>> Start Supplied records

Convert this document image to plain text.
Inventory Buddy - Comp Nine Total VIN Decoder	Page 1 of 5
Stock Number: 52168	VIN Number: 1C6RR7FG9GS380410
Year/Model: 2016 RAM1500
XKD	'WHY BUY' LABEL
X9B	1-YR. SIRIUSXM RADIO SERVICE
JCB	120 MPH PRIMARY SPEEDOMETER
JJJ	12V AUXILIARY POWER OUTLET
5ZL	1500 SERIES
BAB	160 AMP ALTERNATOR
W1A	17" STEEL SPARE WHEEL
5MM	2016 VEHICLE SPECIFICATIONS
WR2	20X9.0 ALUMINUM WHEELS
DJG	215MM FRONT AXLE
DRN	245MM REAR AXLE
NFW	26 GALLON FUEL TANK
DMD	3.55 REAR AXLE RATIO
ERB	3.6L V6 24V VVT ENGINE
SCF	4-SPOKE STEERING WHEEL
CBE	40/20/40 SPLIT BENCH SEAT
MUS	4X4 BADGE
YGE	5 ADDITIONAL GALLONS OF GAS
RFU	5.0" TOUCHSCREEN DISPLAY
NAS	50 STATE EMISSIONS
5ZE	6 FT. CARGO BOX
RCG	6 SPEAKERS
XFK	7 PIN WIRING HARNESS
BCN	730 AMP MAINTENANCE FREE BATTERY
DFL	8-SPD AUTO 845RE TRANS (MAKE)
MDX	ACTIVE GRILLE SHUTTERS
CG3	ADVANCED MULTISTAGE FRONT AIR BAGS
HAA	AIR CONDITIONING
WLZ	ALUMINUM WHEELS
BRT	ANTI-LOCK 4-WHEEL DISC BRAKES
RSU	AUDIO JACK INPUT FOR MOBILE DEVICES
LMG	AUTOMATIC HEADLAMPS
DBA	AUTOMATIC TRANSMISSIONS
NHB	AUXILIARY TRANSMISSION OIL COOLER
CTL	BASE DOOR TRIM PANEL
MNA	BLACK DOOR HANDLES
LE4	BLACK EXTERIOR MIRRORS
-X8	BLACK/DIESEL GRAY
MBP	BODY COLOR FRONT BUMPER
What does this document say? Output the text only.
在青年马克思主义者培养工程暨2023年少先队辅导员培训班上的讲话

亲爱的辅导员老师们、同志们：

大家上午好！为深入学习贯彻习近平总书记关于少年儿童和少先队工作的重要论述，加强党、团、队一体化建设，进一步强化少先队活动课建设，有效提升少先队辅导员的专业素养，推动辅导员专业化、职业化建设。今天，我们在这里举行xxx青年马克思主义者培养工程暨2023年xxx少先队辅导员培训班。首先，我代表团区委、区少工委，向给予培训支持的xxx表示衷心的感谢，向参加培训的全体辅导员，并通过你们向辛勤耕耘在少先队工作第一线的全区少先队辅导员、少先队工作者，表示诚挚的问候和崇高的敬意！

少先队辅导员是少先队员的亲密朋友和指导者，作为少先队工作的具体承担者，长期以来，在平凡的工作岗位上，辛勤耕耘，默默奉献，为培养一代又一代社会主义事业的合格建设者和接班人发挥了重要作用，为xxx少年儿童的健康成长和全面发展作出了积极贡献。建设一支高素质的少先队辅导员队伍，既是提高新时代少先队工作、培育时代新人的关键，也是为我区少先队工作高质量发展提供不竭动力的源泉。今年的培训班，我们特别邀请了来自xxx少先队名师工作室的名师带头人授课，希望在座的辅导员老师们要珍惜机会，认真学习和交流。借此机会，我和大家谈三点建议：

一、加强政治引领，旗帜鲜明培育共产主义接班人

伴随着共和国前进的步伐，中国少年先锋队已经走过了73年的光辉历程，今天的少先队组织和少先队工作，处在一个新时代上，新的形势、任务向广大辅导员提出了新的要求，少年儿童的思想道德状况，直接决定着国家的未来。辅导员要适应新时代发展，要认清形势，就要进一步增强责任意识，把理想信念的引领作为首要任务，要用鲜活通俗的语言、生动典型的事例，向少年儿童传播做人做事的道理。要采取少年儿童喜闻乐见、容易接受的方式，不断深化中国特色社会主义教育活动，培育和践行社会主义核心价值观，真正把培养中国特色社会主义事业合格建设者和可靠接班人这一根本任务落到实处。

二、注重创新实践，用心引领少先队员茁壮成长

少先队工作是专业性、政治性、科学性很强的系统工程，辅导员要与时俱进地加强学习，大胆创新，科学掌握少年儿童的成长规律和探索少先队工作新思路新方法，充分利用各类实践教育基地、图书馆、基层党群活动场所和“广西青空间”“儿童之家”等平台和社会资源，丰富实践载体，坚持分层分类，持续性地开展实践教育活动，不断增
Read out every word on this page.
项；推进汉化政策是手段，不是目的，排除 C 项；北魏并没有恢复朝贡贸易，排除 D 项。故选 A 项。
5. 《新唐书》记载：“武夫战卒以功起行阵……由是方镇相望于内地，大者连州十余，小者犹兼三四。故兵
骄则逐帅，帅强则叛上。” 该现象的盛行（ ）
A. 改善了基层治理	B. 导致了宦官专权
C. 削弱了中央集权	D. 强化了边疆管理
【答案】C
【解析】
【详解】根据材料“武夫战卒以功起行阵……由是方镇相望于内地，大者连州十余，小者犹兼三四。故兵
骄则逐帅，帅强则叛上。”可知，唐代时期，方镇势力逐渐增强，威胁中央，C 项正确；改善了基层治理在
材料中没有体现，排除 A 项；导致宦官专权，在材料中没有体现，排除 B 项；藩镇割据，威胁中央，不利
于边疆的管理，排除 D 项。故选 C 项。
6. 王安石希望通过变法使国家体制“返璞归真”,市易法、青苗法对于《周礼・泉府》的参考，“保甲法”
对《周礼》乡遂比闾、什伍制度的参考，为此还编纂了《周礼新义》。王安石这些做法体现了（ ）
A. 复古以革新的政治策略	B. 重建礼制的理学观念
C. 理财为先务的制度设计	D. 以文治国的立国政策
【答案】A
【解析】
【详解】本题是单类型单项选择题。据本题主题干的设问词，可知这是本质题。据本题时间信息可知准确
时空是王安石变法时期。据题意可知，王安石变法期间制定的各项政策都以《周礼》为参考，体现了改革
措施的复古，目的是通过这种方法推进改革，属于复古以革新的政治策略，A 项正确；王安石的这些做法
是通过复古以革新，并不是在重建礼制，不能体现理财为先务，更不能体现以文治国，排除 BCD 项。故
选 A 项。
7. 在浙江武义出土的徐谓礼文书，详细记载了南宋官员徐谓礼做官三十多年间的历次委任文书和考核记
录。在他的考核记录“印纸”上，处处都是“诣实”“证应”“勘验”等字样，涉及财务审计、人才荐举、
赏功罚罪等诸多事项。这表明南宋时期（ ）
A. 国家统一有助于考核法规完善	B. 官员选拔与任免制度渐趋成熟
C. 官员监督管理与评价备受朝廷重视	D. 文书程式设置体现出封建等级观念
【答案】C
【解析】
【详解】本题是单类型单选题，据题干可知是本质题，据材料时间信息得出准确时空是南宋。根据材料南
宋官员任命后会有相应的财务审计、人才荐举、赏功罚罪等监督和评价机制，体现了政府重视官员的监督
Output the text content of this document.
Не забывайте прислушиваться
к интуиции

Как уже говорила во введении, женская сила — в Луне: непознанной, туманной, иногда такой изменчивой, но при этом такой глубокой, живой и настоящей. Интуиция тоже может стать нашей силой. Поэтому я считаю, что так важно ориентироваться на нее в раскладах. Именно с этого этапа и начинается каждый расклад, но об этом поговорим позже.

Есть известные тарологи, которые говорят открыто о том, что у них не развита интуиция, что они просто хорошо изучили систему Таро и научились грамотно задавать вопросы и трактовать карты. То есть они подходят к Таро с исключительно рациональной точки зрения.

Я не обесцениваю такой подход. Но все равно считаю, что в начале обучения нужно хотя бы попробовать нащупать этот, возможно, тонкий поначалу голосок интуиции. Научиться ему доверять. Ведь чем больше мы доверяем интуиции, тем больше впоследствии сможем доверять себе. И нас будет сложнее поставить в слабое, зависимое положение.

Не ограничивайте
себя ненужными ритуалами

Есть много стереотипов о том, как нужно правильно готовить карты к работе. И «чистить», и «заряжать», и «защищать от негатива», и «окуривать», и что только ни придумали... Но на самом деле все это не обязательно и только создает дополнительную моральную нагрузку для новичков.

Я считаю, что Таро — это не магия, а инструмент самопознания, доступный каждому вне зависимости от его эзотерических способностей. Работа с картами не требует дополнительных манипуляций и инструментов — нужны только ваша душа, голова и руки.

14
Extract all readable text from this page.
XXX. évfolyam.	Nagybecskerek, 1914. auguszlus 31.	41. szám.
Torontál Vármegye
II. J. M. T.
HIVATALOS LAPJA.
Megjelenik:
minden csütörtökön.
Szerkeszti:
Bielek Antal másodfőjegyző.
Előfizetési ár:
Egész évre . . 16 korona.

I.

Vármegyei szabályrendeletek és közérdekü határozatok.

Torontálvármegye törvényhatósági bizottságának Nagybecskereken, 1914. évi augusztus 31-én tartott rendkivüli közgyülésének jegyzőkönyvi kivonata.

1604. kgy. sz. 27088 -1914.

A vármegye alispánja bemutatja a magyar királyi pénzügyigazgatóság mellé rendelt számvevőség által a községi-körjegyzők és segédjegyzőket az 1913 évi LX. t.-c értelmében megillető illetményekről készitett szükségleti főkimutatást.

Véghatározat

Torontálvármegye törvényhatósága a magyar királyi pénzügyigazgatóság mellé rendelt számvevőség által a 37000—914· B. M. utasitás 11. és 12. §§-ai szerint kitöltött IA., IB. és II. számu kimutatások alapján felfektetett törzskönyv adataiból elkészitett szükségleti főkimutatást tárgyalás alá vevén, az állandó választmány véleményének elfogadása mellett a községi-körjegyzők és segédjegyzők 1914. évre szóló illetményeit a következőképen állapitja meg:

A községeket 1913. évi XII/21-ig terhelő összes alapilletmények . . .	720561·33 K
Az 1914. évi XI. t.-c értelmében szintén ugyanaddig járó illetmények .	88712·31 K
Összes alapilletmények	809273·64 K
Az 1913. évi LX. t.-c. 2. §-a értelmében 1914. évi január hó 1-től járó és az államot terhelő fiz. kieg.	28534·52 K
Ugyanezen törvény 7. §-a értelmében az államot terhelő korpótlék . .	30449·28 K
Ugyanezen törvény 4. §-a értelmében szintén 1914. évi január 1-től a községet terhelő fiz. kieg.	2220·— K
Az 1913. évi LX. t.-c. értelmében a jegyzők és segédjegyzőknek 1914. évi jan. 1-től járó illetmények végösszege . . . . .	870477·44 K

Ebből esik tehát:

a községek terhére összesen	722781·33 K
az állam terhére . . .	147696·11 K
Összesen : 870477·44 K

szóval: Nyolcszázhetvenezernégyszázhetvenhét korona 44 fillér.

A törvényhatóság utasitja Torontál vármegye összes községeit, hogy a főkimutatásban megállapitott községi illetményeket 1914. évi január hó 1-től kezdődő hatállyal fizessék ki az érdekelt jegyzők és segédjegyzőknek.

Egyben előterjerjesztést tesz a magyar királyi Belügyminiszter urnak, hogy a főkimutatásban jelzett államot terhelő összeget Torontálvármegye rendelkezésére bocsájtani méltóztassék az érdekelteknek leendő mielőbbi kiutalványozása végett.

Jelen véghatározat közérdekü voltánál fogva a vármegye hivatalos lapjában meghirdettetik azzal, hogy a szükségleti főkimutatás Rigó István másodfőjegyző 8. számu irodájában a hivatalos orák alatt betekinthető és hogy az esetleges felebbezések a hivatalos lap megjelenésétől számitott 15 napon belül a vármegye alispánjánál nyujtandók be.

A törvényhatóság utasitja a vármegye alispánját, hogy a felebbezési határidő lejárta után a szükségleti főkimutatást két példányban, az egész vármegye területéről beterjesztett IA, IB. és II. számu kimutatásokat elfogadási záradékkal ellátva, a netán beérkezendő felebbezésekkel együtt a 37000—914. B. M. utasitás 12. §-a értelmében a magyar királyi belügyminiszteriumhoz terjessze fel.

>> End Supplied records

From the data above, pick out each line containing "számu" and copy it.

__Exercise answer__.
Torontálvármegye törvényhatósága a magyar királyi pénzügyigazgatóság mellé rendelt számvevőség által a 37000—914· B. M. utasitás 11. és 12. §§-ai szerint kitöltött IA., IB. és II. számu kimutatások alapján felfektetett törzskönyv adataiból elkészitett szükségleti főkimutatást tárgyalás alá vevén, az állandó választmány véleményének elfogadása mellett a községi-körjegyzők és segédjegyzők 1914. évre szóló illetményeit a következőképen állapitja meg:
Jelen véghatározat közérdekü voltánál fogva a vármegye hivatalos lapjában meghirdettetik azzal, hogy a szükségleti főkimutatás Rigó István másodfőjegyző 8. számu irodájában a hivatalos orák alatt betekinthető és hogy az esetleges felebbezések a hivatalos lap megjelenésétől számitott 15 napon belül a vármegye alispánjánál nyujtandók be.
A törvényhatóság utasitja a vármegye alispánját, hogy a felebbezési határidő lejárta után a szükségleti főkimutatást két példányban, az egész vármegye területéről beterjesztett IA, IB. és II. számu kimutatásokat elfogadási záradékkal ellátva, a netán beérkezendő felebbezésekkel együtt a 37000—914. B. M. utasitás 12. §-a értelmében a magyar királyi belügyminiszteriumhoz terjessze fel.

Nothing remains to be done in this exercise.